[SUPPLIED RECORDS]
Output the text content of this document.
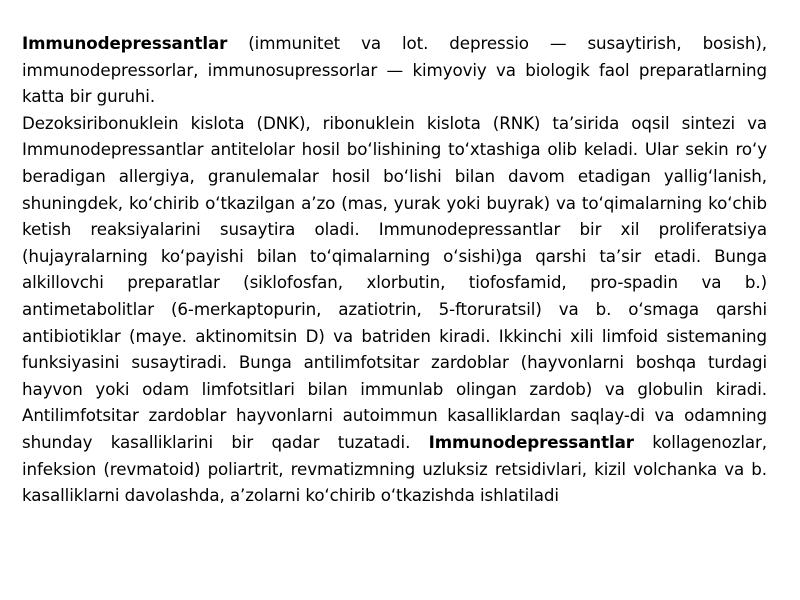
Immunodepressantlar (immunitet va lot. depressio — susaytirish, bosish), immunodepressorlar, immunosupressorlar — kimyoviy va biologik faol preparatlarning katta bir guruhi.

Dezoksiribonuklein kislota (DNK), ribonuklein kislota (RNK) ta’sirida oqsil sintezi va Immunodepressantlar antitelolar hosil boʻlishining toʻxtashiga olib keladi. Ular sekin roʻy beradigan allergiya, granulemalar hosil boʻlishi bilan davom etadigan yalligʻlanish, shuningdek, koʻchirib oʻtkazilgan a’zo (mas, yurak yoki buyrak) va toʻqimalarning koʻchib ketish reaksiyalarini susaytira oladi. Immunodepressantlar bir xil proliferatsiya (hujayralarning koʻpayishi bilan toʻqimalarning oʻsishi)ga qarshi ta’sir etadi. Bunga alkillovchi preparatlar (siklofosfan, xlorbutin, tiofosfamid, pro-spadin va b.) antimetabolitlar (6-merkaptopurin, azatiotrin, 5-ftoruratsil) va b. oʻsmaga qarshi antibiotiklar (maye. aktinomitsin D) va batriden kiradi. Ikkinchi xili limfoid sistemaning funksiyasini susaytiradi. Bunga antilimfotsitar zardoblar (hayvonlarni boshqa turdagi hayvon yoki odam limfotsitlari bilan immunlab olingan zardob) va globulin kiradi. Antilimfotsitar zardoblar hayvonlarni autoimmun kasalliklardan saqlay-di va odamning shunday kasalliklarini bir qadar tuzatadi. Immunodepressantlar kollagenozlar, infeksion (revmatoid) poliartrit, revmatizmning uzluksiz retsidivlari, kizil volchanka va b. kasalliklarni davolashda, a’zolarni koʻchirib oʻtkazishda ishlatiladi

--

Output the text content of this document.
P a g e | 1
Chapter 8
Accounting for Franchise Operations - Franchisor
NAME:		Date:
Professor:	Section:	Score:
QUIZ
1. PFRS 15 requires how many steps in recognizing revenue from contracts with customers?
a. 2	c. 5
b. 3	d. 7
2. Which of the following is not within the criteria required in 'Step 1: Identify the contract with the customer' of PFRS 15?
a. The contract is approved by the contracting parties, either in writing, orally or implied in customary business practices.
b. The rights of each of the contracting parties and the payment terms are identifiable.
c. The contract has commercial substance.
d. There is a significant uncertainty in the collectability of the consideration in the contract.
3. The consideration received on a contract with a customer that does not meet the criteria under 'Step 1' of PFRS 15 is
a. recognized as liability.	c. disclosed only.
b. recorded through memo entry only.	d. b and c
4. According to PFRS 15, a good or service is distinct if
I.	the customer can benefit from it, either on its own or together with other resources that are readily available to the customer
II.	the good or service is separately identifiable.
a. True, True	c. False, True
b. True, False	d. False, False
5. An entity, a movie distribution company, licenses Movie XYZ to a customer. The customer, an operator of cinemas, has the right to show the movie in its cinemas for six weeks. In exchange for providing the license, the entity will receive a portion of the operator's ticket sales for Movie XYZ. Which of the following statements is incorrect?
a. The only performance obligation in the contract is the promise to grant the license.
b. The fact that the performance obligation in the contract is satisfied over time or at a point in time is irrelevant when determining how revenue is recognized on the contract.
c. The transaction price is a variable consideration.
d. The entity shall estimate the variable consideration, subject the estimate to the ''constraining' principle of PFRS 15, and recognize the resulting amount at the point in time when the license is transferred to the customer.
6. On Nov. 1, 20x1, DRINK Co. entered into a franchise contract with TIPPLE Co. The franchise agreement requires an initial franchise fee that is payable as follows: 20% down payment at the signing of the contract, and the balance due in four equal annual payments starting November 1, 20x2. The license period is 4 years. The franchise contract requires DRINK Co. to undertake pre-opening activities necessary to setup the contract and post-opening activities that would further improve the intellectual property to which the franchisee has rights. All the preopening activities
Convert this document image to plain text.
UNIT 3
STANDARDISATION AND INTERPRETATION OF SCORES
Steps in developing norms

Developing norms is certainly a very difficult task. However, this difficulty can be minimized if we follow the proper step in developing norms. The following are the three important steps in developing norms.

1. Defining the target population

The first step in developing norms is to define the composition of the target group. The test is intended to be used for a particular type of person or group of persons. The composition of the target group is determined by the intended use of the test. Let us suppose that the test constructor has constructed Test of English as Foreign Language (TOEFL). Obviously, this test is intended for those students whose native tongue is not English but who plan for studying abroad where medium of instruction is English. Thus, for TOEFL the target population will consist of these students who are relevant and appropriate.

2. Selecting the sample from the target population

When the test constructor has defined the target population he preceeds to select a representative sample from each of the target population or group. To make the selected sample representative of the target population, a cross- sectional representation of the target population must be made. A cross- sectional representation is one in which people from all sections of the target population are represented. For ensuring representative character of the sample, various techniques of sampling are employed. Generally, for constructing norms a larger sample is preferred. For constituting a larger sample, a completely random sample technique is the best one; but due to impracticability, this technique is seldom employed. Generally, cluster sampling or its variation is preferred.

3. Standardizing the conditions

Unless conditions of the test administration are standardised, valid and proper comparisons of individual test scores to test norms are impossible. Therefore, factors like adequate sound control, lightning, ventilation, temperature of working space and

[WHAT YOU HAVE TO DO] Search the data for "good". Copy every matching line.

[THE ANSWER]
4. According to PFRS 15, a good or service is distinct if
II.	the good or service is separately identifiable.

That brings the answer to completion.